What is being asked: Write out each record again exactly as it stands.

━━━━━ Listed records ━━━━━

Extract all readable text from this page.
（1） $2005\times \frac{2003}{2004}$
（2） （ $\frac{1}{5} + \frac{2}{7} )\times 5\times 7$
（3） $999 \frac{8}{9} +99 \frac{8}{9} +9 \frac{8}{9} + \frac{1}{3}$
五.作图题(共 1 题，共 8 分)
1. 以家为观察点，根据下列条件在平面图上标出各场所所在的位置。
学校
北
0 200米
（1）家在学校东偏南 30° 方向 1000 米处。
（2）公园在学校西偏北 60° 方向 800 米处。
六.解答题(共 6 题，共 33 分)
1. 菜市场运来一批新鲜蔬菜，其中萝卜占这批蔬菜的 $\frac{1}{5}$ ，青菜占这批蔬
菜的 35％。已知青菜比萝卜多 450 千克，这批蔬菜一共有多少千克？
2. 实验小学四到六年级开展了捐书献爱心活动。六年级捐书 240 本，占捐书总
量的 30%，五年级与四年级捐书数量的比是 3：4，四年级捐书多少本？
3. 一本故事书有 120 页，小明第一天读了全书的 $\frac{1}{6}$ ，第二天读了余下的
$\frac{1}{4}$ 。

━━━━━

Completed task:
Extract all readable text from this page.
（1） $2005\times \frac{2003}{2004}$
（2） （ $\frac{1}{5} + \frac{2}{7} )\times 5\times 7$
（3） $999 \frac{8}{9} +99 \frac{8}{9} +9 \frac{8}{9} + \frac{1}{3}$
五.作图题(共 1 题，共 8 分)
1. 以家为观察点，根据下列条件在平面图上标出各场所所在的位置。
学校
北
0 200米
（1）家在学校东偏南 30° 方向 1000 米处。
（2）公园在学校西偏北 60° 方向 800 米处。
六.解答题(共 6 题，共 33 分)
1. 菜市场运来一批新鲜蔬菜，其中萝卜占这批蔬菜的 $\frac{1}{5}$ ，青菜占这批蔬
菜的 35％。已知青菜比萝卜多 450 千克，这批蔬菜一共有多少千克？
2. 实验小学四到六年级开展了捐书献爱心活动。六年级捐书 240 本，占捐书总
量的 30%，五年级与四年级捐书数量的比是 3：4，四年级捐书多少本？
3. 一本故事书有 120 页，小明第一天读了全书的 $\frac{1}{6}$ ，第二天读了余下的
$\frac{1}{4}$ 。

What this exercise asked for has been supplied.